EXERCISE GOAL: Copy out every line exactly as given.

EXCERPTED DATA:
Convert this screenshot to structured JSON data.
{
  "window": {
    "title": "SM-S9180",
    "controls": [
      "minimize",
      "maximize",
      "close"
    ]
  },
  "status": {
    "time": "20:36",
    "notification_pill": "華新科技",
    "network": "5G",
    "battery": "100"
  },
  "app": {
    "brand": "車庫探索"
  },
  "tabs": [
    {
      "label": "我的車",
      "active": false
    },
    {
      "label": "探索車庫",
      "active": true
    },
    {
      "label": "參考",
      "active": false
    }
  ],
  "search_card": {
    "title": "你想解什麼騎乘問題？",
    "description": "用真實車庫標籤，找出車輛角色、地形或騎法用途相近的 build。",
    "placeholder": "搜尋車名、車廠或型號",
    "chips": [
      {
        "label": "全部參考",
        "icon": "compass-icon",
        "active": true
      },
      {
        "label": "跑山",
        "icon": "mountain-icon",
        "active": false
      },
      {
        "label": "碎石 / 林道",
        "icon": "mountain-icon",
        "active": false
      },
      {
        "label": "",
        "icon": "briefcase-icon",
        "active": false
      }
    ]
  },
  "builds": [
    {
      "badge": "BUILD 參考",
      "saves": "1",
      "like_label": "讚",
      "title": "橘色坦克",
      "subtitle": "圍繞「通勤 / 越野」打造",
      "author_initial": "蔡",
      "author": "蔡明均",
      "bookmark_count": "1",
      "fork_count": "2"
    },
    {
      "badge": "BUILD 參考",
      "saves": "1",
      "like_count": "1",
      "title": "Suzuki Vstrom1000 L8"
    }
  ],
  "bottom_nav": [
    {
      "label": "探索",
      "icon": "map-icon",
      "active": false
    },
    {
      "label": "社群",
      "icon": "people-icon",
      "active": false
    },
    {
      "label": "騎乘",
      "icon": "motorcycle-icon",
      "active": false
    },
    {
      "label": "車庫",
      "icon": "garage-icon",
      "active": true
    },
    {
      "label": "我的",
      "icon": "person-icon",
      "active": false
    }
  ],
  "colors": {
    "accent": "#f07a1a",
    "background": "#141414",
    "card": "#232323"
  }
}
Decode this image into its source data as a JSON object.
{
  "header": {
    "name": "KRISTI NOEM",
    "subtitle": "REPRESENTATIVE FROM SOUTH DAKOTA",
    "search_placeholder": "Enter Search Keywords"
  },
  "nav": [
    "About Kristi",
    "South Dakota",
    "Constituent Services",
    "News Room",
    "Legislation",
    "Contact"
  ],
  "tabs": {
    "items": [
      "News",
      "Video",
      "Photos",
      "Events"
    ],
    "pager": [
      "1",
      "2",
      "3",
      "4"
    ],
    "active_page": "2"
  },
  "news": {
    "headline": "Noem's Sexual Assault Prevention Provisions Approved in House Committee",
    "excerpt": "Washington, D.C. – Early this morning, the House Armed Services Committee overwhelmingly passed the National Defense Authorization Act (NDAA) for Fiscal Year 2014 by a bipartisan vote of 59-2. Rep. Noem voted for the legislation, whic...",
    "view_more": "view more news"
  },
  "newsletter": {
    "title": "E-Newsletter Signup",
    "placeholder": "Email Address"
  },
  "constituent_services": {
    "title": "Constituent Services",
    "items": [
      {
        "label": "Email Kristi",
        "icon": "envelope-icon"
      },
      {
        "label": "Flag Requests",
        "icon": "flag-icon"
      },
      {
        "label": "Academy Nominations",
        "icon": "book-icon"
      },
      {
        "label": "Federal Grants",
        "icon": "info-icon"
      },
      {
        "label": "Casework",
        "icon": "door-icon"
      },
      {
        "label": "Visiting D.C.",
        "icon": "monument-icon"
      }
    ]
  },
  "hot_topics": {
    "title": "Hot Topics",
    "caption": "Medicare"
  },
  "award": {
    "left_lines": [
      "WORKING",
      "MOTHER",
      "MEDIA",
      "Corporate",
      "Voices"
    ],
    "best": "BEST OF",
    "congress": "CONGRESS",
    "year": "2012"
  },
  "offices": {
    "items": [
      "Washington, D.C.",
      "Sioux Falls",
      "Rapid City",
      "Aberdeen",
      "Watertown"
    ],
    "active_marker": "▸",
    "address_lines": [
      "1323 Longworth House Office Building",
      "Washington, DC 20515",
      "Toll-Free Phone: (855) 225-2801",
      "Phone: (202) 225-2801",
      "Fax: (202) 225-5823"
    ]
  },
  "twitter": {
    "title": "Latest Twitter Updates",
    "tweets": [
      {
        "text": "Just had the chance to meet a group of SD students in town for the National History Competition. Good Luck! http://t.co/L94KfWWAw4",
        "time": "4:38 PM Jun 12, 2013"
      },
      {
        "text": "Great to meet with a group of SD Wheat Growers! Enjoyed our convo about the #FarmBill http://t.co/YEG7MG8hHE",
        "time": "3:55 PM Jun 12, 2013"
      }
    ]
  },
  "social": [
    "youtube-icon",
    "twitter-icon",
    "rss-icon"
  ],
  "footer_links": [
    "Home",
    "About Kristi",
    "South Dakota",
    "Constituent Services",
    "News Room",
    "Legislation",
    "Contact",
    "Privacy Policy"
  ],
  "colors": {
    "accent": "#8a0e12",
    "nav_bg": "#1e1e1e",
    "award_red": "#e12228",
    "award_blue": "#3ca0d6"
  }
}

RESULT FOR THIS TASK:
Convert this screenshot to structured JSON data.
{
  "window": {
    "title": "SM-S9180",
    "controls": [
      "minimize",
      "maximize",
      "close"
    ]
  },
  "status": {
    "time": "20:36",
    "notification_pill": "華新科技",
    "network": "5G",
    "battery": "100"
  },
  "app": {
    "brand": "車庫探索"
  },
  "tabs": [
    {
      "label": "我的車",
      "active": false
    },
    {
      "label": "探索車庫",
      "active": true
    },
    {
      "label": "參考",
      "active": false
    }
  ],
  "search_card": {
    "title": "你想解什麼騎乘問題？",
    "description": "用真實車庫標籤，找出車輛角色、地形或騎法用途相近的 build。",
    "placeholder": "搜尋車名、車廠或型號",
    "chips": [
      {
        "label": "全部參考",
        "icon": "compass-icon",
        "active": true
      },
      {
        "label": "跑山",
        "icon": "mountain-icon",
        "active": false
      },
      {
        "label": "碎石 / 林道",
        "icon": "mountain-icon",
        "active": false
      },
      {
        "label": "",
        "icon": "briefcase-icon",
        "active": false
      }
    ]
  },
  "builds": [
    {
      "badge": "BUILD 參考",
      "saves": "1",
      "like_label": "讚",
      "title": "橘色坦克",
      "subtitle": "圍繞「通勤 / 越野」打造",
      "author_initial": "蔡",
      "author": "蔡明均",
      "bookmark_count": "1",
      "fork_count": "2"
    },
    {
      "badge": "BUILD 參考",
      "saves": "1",
      "like_count": "1",
      "title": "Suzuki Vstrom1000 L8"
    }
  ],
  "bottom_nav": [
    {
      "label": "探索",
      "icon": "map-icon",
      "active": false
    },
    {
      "label": "社群",
      "icon": "people-icon",
      "active": false
    },
    {
      "label": "騎乘",
      "icon": "motorcycle-icon",
      "active": false
    },
    {
      "label": "車庫",
      "icon": "garage-icon",
      "active": true
    },
    {
      "label": "我的",
      "icon": "person-icon",
      "active": false
    }
  ],
  "colors": {
    "accent": "#f07a1a",
    "background": "#141414",
    "card": "#232323"
  }
}
Decode this image into its source data as a JSON object.
{
  "header": {
    "name": "KRISTI NOEM",
    "subtitle": "REPRESENTATIVE FROM SOUTH DAKOTA",
    "search_placeholder": "Enter Search Keywords"
  },
  "nav": [
    "About Kristi",
    "South Dakota",
    "Constituent Services",
    "News Room",
    "Legislation",
    "Contact"
  ],
  "tabs": {
    "items": [
      "News",
      "Video",
      "Photos",
      "Events"
    ],
    "pager": [
      "1",
      "2",
      "3",
      "4"
    ],
    "active_page": "2"
  },
  "news": {
    "headline": "Noem's Sexual Assault Prevention Provisions Approved in House Committee",
    "excerpt": "Washington, D.C. – Early this morning, the House Armed Services Committee overwhelmingly passed the National Defense Authorization Act (NDAA) for Fiscal Year 2014 by a bipartisan vote of 59-2. Rep. Noem voted for the legislation, whic...",
    "view_more": "view more news"
  },
  "newsletter": {
    "title": "E-Newsletter Signup",
    "placeholder": "Email Address"
  },
  "constituent_services": {
    "title": "Constituent Services",
    "items": [
      {
        "label": "Email Kristi",
        "icon": "envelope-icon"
      },
      {
        "label": "Flag Requests",
        "icon": "flag-icon"
      },
      {
        "label": "Academy Nominations",
        "icon": "book-icon"
      },
      {
        "label": "Federal Grants",
        "icon": "info-icon"
      },
      {
        "label": "Casework",
        "icon": "door-icon"
      },
      {
        "label": "Visiting D.C.",
        "icon": "monument-icon"
      }
    ]
  },
  "hot_topics": {
    "title": "Hot Topics",
    "caption": "Medicare"
  },
  "award": {
    "left_lines": [
      "WORKING",
      "MOTHER",
      "MEDIA",
      "Corporate",
      "Voices"
    ],
    "best": "BEST OF",
    "congress": "CONGRESS",
    "year": "2012"
  },
  "offices": {
    "items": [
      "Washington, D.C.",
      "Sioux Falls",
      "Rapid City",
      "Aberdeen",
      "Watertown"
    ],
    "active_marker": "▸",
    "address_lines": [
      "1323 Longworth House Office Building",
      "Washington, DC 20515",
      "Toll-Free Phone: (855) 225-2801",
      "Phone: (202) 225-2801",
      "Fax: (202) 225-5823"
    ]
  },
  "twitter": {
    "title": "Latest Twitter Updates",
    "tweets": [
      {
        "text": "Just had the chance to meet a group of SD students in town for the National History Competition. Good Luck! http://t.co/L94KfWWAw4",
        "time": "4:38 PM Jun 12, 2013"
      },
      {
        "text": "Great to meet with a group of SD Wheat Growers! Enjoyed our convo about the #FarmBill http://t.co/YEG7MG8hHE",
        "time": "3:55 PM Jun 12, 2013"
      }
    ]
  },
  "social": [
    "youtube-icon",
    "twitter-icon",
    "rss-icon"
  ],
  "footer_links": [
    "Home",
    "About Kristi",
    "South Dakota",
    "Constituent Services",
    "News Room",
    "Legislation",
    "Contact",
    "Privacy Policy"
  ],
  "colors": {
    "accent": "#8a0e12",
    "nav_bg": "#1e1e1e",
    "award_red": "#e12228",
    "award_blue": "#3ca0d6"
  }
}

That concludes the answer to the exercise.